What you need to do: From the material below, list every line containing "period".

Dataset entries on figures:
--*--

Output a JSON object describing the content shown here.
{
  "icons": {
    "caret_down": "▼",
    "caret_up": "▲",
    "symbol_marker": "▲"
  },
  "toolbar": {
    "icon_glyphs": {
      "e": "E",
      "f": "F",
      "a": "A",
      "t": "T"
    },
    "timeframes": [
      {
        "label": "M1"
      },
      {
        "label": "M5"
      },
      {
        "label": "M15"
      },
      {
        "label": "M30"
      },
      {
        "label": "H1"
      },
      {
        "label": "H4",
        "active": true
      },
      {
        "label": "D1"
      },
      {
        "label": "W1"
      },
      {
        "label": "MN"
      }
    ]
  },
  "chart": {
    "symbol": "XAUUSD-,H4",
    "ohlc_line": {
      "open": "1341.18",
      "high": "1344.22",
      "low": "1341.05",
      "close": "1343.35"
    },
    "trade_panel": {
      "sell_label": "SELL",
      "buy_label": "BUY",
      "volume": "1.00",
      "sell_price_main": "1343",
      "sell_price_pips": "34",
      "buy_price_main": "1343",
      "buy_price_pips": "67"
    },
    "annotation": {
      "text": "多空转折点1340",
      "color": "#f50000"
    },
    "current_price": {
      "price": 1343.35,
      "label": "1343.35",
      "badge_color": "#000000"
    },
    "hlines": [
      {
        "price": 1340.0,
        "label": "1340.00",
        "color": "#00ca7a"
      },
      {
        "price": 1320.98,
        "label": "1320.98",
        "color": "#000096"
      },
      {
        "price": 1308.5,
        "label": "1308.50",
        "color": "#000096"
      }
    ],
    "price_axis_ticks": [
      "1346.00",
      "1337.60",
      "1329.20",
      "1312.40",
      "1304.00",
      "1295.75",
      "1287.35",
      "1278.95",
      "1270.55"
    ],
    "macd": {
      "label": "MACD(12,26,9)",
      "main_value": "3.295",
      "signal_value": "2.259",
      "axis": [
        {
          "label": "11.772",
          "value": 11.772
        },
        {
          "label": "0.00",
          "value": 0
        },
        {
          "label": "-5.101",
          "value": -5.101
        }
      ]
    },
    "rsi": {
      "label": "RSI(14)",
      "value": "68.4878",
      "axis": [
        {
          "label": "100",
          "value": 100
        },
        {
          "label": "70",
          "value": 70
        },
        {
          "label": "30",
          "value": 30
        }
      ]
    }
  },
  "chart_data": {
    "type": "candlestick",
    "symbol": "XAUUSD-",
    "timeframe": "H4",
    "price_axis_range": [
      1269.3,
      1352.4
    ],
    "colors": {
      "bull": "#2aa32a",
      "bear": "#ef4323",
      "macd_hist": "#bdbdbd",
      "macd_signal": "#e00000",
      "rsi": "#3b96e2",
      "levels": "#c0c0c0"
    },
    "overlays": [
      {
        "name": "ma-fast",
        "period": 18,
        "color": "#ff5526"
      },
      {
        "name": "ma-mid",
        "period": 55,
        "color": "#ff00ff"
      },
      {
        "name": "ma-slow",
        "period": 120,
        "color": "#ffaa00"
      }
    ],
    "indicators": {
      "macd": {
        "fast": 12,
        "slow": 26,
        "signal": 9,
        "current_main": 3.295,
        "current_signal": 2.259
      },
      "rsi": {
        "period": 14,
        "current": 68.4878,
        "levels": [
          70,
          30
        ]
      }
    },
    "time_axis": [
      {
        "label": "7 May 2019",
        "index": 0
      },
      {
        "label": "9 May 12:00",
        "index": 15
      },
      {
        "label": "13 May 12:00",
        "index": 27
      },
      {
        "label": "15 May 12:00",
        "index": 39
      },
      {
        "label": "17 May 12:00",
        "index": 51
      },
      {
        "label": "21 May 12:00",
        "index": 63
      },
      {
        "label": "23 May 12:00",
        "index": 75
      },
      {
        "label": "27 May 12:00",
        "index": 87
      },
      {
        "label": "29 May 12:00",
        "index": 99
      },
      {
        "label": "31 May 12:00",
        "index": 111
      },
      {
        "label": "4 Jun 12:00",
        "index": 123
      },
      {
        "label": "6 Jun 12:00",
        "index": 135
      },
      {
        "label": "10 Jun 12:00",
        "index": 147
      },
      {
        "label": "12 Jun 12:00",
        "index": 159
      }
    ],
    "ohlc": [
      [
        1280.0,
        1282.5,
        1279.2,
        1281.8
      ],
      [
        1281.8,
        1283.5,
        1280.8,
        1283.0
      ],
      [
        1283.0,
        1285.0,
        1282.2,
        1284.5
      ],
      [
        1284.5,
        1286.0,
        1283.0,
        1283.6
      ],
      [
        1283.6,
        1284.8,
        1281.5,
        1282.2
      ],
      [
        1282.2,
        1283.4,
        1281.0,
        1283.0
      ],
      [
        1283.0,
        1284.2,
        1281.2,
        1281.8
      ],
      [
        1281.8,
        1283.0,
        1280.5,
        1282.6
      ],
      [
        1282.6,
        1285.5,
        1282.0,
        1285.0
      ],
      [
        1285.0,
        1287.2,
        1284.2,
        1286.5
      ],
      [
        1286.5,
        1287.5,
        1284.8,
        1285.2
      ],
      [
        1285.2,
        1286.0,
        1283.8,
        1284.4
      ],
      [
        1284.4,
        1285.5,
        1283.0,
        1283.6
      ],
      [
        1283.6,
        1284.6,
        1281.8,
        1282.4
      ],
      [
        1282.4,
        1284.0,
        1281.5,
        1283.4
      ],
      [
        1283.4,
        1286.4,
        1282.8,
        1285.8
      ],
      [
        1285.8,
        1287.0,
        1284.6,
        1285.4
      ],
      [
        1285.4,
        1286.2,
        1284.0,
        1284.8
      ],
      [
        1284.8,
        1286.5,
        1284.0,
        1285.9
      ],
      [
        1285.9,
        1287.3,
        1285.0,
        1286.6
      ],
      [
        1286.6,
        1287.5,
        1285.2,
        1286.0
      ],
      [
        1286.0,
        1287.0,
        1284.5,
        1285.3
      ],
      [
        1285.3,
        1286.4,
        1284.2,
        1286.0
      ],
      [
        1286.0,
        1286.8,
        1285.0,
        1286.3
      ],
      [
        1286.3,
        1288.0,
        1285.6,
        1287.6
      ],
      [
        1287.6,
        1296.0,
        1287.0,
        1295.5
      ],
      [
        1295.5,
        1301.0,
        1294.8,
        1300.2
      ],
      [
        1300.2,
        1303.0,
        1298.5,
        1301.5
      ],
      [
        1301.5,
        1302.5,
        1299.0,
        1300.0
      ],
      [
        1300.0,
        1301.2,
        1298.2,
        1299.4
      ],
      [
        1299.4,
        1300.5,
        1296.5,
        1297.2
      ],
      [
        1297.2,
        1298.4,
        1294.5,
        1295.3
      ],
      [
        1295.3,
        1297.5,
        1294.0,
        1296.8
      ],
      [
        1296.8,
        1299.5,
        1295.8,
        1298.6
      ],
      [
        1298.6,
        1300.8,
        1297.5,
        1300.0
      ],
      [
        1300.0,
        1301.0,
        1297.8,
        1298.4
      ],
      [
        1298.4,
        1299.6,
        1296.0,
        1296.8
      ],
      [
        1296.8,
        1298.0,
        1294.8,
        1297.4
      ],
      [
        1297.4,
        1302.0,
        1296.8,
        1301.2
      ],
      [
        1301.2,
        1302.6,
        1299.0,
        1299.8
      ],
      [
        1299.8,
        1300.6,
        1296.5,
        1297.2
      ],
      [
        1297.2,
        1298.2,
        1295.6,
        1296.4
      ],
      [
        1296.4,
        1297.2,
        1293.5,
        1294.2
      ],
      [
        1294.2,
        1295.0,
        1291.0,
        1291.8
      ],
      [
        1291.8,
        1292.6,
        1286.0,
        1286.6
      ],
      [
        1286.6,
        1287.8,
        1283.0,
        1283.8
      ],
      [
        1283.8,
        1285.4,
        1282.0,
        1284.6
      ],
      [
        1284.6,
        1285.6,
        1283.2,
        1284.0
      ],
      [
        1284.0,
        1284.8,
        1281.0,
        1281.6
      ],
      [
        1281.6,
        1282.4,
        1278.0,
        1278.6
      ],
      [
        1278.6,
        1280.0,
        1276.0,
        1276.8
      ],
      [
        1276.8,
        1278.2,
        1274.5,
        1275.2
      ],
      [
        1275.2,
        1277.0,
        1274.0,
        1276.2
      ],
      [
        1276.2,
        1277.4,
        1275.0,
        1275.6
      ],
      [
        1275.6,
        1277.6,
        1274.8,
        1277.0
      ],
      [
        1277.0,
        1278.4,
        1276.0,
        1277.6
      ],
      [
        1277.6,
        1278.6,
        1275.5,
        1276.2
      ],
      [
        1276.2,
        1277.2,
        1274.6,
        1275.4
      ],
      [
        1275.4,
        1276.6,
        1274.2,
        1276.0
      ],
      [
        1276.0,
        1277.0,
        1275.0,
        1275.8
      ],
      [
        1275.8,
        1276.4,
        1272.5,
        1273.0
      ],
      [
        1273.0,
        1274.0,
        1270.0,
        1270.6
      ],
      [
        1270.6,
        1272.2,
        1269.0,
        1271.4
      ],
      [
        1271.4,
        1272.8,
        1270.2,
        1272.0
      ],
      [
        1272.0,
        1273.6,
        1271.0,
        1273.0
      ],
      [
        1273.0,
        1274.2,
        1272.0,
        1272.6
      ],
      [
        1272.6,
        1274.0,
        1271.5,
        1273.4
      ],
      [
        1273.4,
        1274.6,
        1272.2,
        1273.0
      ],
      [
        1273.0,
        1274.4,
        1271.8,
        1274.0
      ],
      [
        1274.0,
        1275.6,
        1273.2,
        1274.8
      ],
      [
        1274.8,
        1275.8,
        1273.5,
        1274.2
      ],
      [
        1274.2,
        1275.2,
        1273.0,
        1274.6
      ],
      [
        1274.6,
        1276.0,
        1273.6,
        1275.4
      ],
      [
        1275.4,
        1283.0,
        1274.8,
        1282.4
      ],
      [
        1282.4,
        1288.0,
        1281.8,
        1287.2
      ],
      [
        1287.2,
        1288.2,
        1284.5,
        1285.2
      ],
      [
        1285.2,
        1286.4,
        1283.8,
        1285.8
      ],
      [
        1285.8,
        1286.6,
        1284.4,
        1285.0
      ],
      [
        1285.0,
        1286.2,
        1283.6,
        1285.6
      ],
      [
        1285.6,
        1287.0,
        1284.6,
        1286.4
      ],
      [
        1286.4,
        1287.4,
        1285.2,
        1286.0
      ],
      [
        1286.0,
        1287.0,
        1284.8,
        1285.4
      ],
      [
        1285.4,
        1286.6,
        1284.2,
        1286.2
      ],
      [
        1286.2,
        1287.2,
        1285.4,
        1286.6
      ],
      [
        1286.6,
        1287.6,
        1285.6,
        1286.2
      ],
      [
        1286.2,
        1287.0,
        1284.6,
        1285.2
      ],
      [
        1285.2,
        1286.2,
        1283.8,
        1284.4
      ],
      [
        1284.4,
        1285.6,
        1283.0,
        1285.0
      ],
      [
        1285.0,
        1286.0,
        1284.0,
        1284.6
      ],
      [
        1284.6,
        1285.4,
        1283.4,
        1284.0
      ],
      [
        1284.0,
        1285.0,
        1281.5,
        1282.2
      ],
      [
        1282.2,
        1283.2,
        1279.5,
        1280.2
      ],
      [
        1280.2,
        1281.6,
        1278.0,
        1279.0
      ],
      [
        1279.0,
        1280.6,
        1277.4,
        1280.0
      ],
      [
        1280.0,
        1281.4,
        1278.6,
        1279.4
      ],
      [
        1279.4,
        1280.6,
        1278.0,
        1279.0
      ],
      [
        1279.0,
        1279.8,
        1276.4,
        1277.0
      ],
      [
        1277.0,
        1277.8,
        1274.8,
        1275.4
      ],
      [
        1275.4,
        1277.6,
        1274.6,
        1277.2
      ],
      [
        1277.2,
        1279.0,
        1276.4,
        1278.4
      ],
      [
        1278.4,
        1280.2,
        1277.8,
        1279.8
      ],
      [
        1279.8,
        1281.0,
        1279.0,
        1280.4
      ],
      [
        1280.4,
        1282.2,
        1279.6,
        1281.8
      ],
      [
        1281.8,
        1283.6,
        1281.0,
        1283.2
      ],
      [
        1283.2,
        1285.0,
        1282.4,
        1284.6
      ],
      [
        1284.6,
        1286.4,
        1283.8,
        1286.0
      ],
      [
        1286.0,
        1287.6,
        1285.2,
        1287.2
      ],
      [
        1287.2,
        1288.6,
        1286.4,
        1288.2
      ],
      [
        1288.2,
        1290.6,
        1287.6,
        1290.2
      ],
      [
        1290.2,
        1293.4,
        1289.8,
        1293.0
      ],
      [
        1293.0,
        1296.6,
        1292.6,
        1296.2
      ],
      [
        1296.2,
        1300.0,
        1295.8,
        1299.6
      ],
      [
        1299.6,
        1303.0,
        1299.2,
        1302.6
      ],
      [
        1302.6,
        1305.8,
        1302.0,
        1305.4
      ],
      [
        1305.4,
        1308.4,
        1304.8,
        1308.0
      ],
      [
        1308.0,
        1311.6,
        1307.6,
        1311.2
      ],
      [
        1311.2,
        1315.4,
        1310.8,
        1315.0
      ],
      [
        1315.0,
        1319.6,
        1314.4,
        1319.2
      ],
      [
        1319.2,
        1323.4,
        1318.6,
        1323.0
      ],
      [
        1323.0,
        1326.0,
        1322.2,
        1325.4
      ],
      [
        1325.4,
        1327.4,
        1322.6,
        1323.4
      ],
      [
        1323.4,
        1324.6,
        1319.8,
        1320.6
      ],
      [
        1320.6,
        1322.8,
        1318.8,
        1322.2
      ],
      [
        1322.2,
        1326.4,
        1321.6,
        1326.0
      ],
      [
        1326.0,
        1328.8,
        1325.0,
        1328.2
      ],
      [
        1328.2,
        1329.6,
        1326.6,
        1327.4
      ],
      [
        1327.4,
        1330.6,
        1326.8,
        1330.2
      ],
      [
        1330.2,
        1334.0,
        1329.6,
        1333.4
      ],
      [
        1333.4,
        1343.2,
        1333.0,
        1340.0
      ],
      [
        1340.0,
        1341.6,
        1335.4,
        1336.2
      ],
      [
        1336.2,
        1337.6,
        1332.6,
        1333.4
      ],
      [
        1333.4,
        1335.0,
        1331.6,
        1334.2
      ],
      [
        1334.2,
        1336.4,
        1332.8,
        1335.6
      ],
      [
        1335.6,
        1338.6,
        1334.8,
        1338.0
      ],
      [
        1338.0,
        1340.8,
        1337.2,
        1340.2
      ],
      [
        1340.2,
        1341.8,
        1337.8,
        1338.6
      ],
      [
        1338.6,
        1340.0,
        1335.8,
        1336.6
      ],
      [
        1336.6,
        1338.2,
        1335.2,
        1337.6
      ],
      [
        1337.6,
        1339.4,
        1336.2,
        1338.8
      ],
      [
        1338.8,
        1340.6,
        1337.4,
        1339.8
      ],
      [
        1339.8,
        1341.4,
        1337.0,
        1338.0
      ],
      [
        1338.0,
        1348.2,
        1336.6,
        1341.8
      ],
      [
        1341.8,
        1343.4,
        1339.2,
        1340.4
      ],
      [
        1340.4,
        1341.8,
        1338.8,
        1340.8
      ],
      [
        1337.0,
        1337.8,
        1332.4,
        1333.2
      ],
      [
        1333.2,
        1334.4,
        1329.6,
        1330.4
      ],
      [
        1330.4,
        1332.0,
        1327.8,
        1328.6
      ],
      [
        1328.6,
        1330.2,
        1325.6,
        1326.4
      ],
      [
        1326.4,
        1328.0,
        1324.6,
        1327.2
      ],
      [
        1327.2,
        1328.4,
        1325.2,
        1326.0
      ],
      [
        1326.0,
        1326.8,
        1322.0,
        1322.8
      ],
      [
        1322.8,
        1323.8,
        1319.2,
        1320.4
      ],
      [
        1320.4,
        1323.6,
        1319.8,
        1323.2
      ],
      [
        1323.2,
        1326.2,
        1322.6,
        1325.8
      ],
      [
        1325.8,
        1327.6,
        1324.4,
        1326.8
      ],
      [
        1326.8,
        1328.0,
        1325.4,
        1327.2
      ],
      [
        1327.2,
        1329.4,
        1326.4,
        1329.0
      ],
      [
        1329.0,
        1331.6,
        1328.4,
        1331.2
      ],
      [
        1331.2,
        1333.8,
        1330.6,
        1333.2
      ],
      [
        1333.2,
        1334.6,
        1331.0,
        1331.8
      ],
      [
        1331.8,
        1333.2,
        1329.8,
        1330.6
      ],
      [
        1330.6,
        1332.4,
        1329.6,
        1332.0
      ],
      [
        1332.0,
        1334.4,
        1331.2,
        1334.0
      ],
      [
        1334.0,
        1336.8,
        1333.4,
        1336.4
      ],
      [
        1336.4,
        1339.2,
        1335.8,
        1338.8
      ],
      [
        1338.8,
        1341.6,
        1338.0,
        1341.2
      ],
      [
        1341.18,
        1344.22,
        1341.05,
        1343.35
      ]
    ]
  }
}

--*--

Answer to this exercise:
        "period": 18,
        "period": 55,
        "period": 120,
        "period": 14,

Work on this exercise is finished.